Records excerpted from a collection
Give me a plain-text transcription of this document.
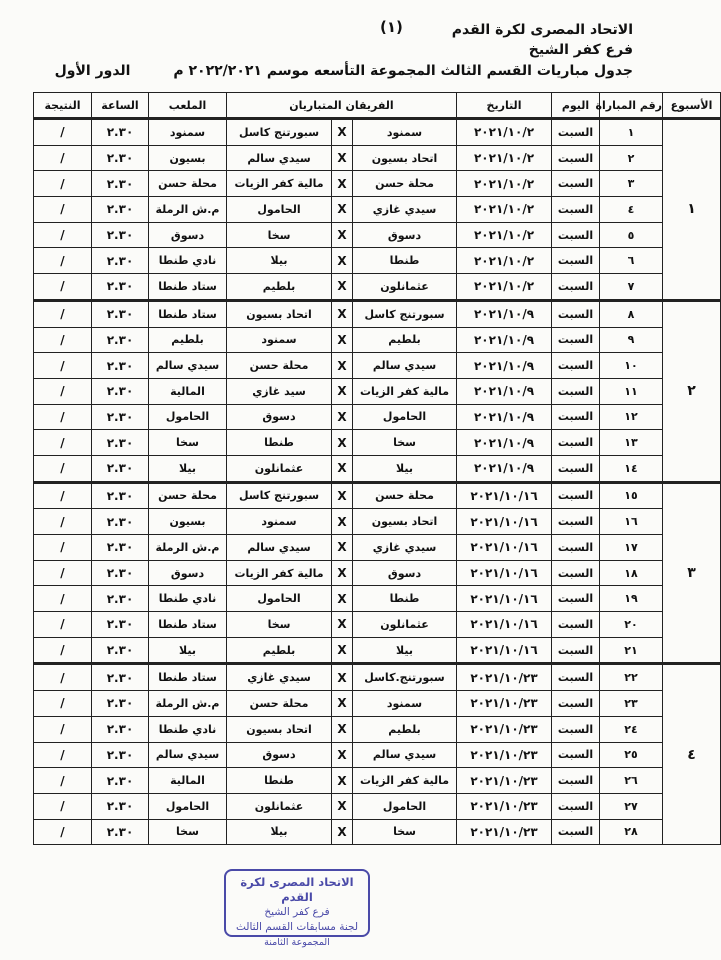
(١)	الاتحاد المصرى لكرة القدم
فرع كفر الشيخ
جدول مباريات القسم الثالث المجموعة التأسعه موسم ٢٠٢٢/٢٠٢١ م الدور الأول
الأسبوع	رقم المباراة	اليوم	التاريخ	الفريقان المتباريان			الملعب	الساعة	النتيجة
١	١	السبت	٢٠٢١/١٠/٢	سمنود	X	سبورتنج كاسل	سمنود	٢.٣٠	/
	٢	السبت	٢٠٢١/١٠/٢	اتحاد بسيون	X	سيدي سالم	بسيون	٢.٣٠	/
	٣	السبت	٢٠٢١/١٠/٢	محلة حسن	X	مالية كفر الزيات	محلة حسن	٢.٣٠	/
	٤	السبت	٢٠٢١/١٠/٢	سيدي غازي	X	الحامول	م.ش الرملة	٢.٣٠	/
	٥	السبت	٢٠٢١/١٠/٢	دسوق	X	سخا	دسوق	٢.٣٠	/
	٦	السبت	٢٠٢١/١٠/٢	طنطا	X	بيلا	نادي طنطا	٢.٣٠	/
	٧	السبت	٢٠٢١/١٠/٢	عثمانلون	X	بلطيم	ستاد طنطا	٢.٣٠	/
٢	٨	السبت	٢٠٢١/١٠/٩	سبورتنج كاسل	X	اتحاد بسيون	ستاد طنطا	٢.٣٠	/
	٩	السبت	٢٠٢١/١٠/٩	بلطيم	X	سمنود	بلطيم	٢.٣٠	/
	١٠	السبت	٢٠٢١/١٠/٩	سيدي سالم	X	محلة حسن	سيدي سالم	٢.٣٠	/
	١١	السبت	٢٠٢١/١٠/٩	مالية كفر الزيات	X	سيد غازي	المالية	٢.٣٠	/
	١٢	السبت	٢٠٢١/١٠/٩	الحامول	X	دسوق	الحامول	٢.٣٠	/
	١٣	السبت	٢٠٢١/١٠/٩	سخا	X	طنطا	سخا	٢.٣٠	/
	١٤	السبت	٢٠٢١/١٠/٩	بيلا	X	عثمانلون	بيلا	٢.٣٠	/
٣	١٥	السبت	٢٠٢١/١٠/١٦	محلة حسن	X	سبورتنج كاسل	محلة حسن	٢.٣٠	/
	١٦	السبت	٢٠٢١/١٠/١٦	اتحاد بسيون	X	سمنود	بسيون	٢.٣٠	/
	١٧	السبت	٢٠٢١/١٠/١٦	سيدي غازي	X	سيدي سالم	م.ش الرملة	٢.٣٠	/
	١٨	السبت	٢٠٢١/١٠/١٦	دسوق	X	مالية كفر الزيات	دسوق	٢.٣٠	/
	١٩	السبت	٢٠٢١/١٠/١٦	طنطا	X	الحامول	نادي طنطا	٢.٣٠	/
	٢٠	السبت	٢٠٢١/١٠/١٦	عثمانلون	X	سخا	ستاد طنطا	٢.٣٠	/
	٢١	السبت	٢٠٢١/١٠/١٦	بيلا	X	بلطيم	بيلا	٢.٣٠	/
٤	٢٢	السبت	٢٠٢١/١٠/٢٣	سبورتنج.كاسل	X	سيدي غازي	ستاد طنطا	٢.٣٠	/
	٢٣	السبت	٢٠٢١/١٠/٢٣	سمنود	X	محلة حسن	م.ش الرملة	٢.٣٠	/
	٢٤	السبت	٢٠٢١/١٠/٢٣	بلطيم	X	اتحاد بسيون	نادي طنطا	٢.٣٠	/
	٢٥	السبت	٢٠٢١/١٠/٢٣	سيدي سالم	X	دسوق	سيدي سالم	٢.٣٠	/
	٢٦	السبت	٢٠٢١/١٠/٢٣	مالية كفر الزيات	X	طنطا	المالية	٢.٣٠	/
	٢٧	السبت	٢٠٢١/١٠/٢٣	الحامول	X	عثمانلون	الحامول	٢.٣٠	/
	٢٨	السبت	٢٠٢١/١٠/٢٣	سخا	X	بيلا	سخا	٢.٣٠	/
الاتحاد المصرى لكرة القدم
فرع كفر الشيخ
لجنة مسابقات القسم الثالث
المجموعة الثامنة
---
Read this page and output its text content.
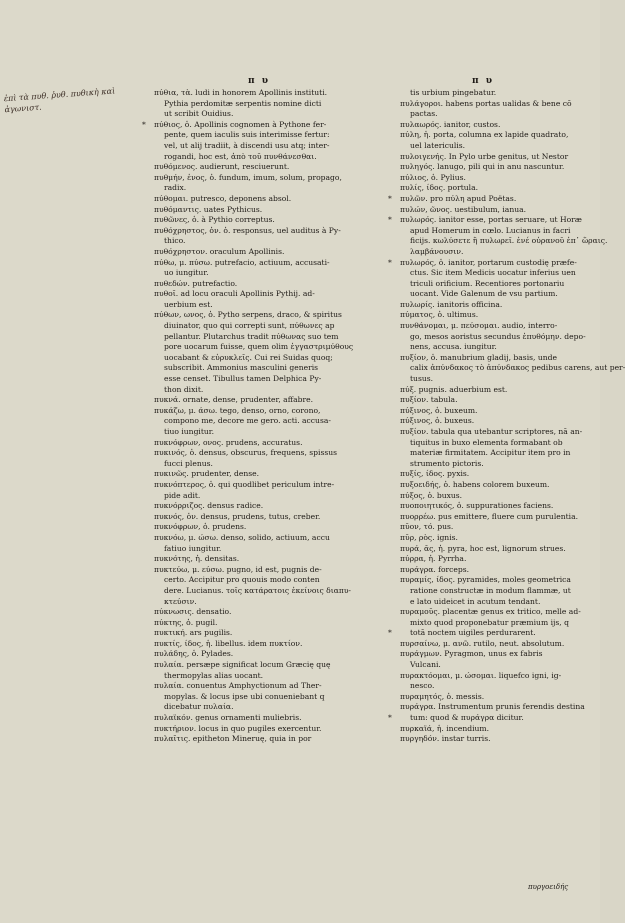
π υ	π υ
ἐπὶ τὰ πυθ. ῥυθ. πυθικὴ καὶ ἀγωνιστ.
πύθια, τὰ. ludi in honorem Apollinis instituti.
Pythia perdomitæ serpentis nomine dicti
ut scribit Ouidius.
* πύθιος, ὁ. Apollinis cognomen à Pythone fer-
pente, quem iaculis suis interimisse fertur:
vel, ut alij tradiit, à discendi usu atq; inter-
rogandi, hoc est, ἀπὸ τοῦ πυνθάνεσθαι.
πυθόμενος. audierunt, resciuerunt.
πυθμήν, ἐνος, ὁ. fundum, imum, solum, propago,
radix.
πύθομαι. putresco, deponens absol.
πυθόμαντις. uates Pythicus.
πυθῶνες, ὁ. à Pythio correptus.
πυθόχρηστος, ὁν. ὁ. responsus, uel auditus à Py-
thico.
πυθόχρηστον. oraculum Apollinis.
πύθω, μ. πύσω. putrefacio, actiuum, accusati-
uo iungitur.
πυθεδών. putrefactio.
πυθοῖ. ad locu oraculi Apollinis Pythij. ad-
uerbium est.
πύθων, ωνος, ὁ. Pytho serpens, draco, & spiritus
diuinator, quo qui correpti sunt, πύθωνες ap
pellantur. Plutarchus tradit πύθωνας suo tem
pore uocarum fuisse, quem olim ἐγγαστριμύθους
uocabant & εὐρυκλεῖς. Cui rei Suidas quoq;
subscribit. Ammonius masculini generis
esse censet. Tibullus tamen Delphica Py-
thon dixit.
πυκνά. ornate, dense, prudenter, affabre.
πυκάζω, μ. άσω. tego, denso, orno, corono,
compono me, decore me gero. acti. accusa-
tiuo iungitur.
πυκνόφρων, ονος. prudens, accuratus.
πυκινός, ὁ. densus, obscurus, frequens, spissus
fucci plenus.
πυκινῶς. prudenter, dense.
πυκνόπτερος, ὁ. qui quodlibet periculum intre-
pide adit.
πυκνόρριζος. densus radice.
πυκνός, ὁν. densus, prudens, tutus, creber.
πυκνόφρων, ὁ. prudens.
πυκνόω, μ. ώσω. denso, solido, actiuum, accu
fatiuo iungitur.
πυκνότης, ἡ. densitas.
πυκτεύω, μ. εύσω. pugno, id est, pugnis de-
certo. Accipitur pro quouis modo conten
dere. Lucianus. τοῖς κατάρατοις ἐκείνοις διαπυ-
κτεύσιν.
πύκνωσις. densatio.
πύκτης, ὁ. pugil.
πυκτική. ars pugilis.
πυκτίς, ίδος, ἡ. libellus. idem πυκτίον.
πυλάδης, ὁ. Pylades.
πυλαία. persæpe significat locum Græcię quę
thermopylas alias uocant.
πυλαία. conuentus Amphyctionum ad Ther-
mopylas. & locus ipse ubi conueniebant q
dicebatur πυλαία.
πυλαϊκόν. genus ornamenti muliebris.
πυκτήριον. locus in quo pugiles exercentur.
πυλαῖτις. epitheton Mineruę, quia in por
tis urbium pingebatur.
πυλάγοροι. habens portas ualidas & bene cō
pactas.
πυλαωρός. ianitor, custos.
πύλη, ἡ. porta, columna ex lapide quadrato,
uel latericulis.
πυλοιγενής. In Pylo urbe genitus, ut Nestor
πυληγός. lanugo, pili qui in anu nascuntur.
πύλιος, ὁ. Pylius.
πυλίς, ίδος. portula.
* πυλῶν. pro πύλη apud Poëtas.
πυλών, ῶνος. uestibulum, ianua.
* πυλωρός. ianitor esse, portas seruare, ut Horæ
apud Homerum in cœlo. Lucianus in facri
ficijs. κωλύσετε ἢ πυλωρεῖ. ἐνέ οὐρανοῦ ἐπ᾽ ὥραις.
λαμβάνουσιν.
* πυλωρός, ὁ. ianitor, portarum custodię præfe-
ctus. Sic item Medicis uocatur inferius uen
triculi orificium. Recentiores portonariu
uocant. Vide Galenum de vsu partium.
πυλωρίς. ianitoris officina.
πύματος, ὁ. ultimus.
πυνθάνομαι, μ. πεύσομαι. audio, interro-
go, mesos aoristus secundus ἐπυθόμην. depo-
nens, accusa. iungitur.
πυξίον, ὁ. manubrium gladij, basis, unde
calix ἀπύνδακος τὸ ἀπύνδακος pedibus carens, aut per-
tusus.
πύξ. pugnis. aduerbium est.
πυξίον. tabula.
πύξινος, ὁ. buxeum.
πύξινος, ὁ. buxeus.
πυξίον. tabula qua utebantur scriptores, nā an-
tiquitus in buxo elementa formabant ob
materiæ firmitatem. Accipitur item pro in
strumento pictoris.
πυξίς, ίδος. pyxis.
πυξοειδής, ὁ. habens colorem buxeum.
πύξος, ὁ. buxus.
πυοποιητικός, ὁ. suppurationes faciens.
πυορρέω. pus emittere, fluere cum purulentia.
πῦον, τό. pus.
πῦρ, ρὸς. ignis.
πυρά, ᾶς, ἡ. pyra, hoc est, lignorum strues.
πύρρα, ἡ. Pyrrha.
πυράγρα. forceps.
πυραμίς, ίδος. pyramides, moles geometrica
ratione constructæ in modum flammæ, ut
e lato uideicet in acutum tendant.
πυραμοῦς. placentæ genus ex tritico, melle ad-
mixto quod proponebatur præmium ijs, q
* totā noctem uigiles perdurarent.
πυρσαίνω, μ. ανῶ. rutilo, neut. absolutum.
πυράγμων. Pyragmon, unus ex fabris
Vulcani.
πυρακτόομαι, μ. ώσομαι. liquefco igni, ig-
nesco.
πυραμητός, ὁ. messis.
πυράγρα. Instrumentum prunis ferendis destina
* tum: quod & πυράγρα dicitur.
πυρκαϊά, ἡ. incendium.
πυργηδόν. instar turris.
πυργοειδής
--
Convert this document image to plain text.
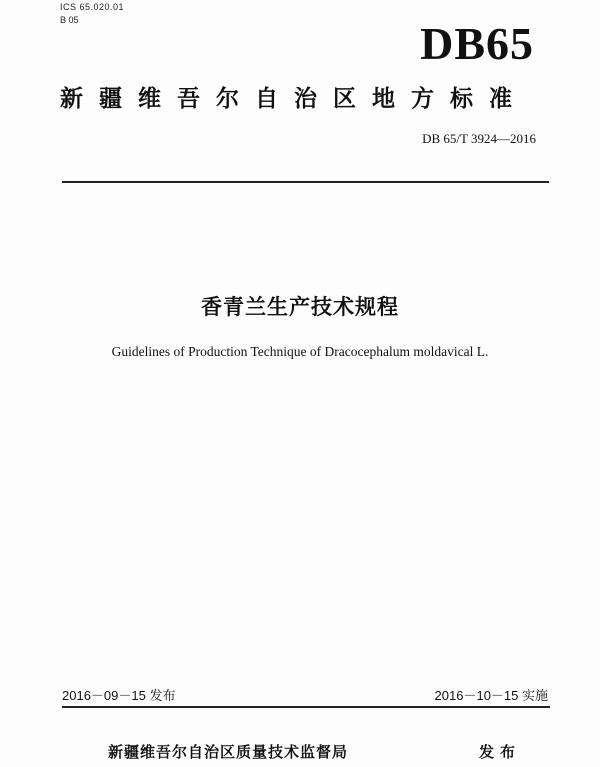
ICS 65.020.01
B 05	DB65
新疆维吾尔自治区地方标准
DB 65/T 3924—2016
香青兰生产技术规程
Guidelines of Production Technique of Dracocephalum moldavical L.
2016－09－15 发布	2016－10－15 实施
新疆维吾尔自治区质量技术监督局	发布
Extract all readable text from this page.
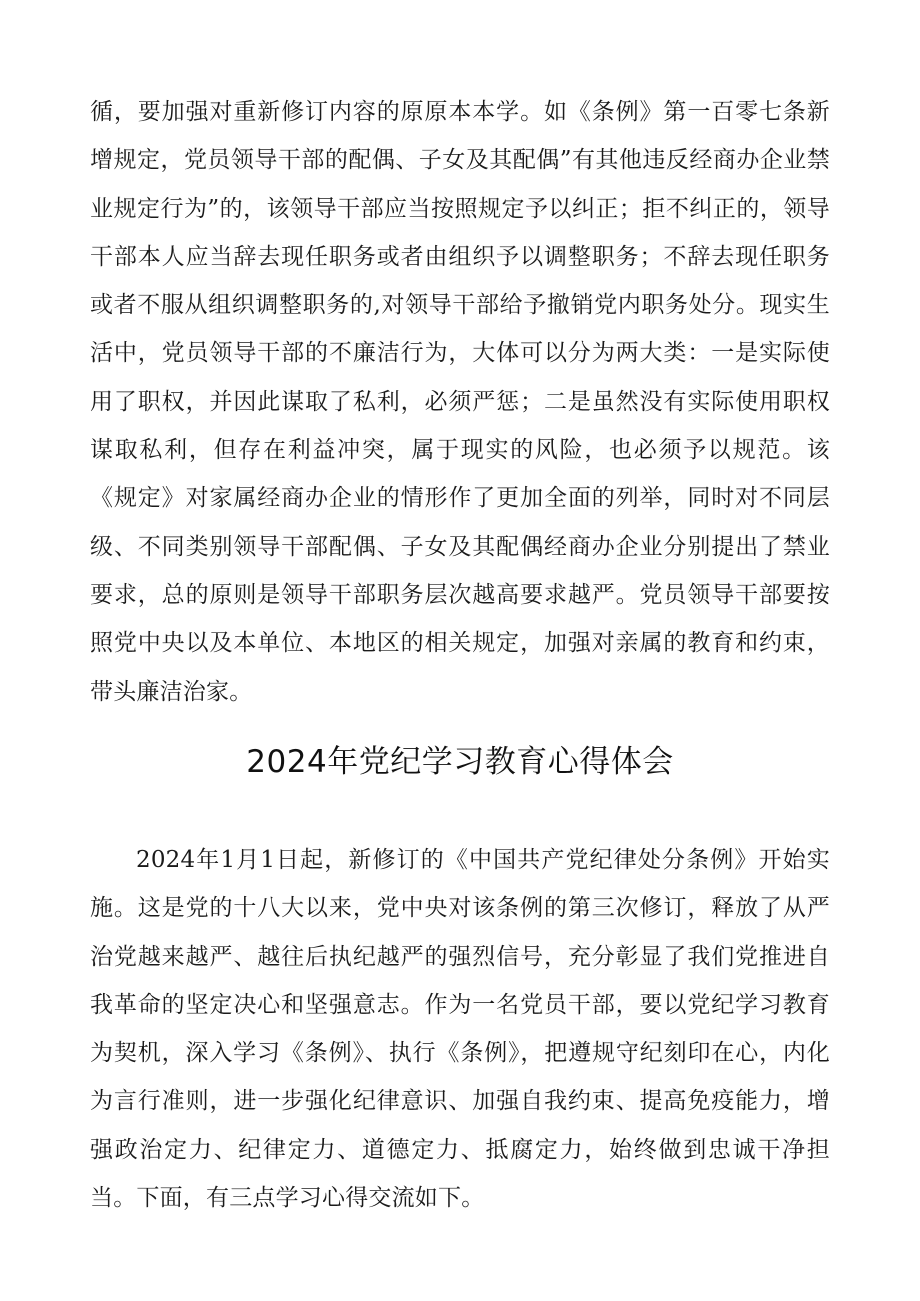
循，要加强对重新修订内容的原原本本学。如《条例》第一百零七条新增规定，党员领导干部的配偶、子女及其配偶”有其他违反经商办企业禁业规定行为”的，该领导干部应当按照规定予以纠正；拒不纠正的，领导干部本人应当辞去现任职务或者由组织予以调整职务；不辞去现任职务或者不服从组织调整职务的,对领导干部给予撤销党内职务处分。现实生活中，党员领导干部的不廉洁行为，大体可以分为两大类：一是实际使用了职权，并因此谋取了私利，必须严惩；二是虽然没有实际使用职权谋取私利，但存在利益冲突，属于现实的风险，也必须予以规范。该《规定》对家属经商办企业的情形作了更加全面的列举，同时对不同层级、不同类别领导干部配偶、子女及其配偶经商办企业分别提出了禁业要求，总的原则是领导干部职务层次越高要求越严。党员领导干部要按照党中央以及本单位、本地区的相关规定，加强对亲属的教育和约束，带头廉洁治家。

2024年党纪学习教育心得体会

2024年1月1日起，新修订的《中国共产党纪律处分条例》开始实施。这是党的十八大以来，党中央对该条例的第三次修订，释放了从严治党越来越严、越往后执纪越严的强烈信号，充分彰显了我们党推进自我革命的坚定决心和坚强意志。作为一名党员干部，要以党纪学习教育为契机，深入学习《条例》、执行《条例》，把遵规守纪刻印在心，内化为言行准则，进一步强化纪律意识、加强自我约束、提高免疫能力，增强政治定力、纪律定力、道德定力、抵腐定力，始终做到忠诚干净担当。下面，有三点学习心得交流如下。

What you should do — List the lines that contain the word "كاسل".

The output —
١	١	السبت	٢٠٢١/١٠/٢	سمنود	X	سبورتنج كاسل	سمنود	٢.٣٠	/
٢	٨	السبت	٢٠٢١/١٠/٩	سبورتنج كاسل	X	اتحاد بسيون	ستاد طنطا	٢.٣٠	/
٣	١٥	السبت	٢٠٢١/١٠/١٦	محلة حسن	X	سبورتنج كاسل	محلة حسن	٢.٣٠	/
٤	٢٢	السبت	٢٠٢١/١٠/٢٣	سبورتنج.كاسل	X	سيدي غازي	ستاد طنطا	٢.٣٠	/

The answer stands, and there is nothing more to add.